> Given task:
Every entry that follows should be repeated exactly; drop the images.

===

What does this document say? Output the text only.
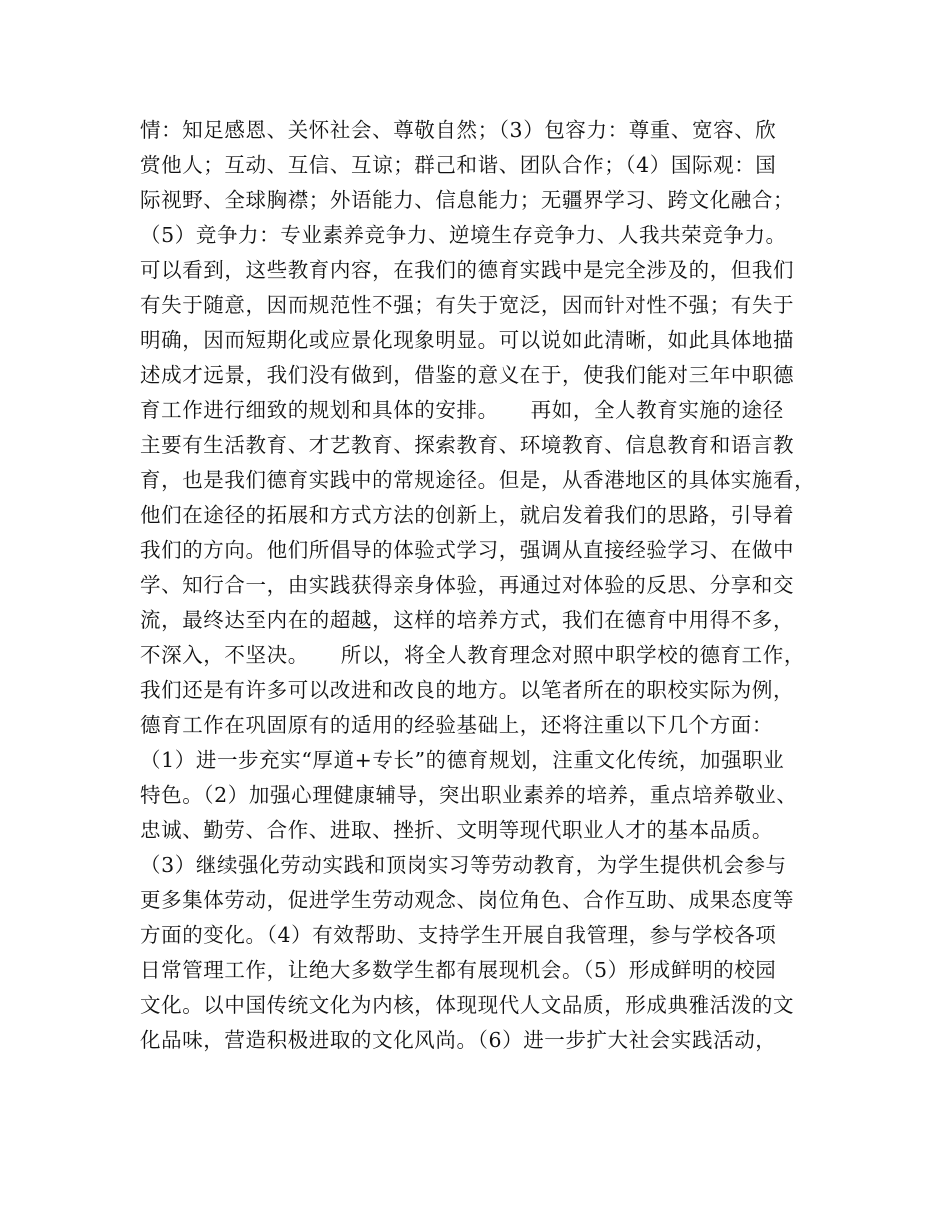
情：知足感恩、关怀社会、尊敬自然；（3）包容力：尊重、宽容、欣
赏他人；互动、互信、互谅；群己和谐、团队合作；（4）国际观：国
际视野、全球胸襟；外语能力、信息能力；无疆界学习、跨文化融合；
（5）竞争力：专业素养竞争力、逆境生存竞争力、人我共荣竞争力。
可以看到，这些教育内容，在我们的德育实践中是完全涉及的，但我们
有失于随意，因而规范性不强；有失于宽泛，因而针对性不强；有失于
明确，因而短期化或应景化现象明显。可以说如此清晰，如此具体地描
述成才远景，我们没有做到，借鉴的意义在于，使我们能对三年中职德
育工作进行细致的规划和具体的安排。　　再如，全人教育实施的途径
主要有生活教育、才艺教育、探索教育、环境教育、信息教育和语言教
育，也是我们德育实践中的常规途径。但是，从香港地区的具体实施看，
他们在途径的拓展和方式方法的创新上，就启发着我们的思路，引导着
我们的方向。他们所倡导的体验式学习，强调从直接经验学习、在做中
学、知行合一，由实践获得亲身体验，再通过对体验的反思、分享和交
流，最终达至内在的超越，这样的培养方式，我们在德育中用得不多，
不深入，不坚决。　　所以，将全人教育理念对照中职学校的德育工作，
我们还是有许多可以改进和改良的地方。以笔者所在的职校实际为例，
德育工作在巩固原有的适用的经验基础上，还将注重以下几个方面：
（1）进一步充实“厚道+专长”的德育规划，注重文化传统，加强职业
特色。（2）加强心理健康辅导，突出职业素养的培养，重点培养敬业、
忠诚、勤劳、合作、进取、挫折、文明等现代职业人才的基本品质。
（3）继续强化劳动实践和顶岗实习等劳动教育，为学生提供机会参与
更多集体劳动，促进学生劳动观念、岗位角色、合作互助、成果态度等
方面的变化。（4）有效帮助、支持学生开展自我管理，参与学校各项
日常管理工作，让绝大多数学生都有展现机会。（5）形成鲜明的校园
文化。以中国传统文化为内核，体现现代人文品质，形成典雅活泼的文
化品味，营造积极进取的文化风尚。（6）进一步扩大社会实践活动，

===

> Exercise response:
What does this document say? Output the text only.
情：知足感恩、关怀社会、尊敬自然；（3）包容力：尊重、宽容、欣
赏他人；互动、互信、互谅；群己和谐、团队合作；（4）国际观：国
际视野、全球胸襟；外语能力、信息能力；无疆界学习、跨文化融合；
（5）竞争力：专业素养竞争力、逆境生存竞争力、人我共荣竞争力。
可以看到，这些教育内容，在我们的德育实践中是完全涉及的，但我们
有失于随意，因而规范性不强；有失于宽泛，因而针对性不强；有失于
明确，因而短期化或应景化现象明显。可以说如此清晰，如此具体地描
述成才远景，我们没有做到，借鉴的意义在于，使我们能对三年中职德
育工作进行细致的规划和具体的安排。　　再如，全人教育实施的途径
主要有生活教育、才艺教育、探索教育、环境教育、信息教育和语言教
育，也是我们德育实践中的常规途径。但是，从香港地区的具体实施看，
他们在途径的拓展和方式方法的创新上，就启发着我们的思路，引导着
我们的方向。他们所倡导的体验式学习，强调从直接经验学习、在做中
学、知行合一，由实践获得亲身体验，再通过对体验的反思、分享和交
流，最终达至内在的超越，这样的培养方式，我们在德育中用得不多，
不深入，不坚决。　　所以，将全人教育理念对照中职学校的德育工作，
我们还是有许多可以改进和改良的地方。以笔者所在的职校实际为例，
德育工作在巩固原有的适用的经验基础上，还将注重以下几个方面：
（1）进一步充实“厚道+专长”的德育规划，注重文化传统，加强职业
特色。（2）加强心理健康辅导，突出职业素养的培养，重点培养敬业、
忠诚、勤劳、合作、进取、挫折、文明等现代职业人才的基本品质。
（3）继续强化劳动实践和顶岗实习等劳动教育，为学生提供机会参与
更多集体劳动，促进学生劳动观念、岗位角色、合作互助、成果态度等
方面的变化。（4）有效帮助、支持学生开展自我管理，参与学校各项
日常管理工作，让绝大多数学生都有展现机会。（5）形成鲜明的校园
文化。以中国传统文化为内核，体现现代人文品质，形成典雅活泼的文
化品味，营造积极进取的文化风尚。（6）进一步扩大社会实践活动，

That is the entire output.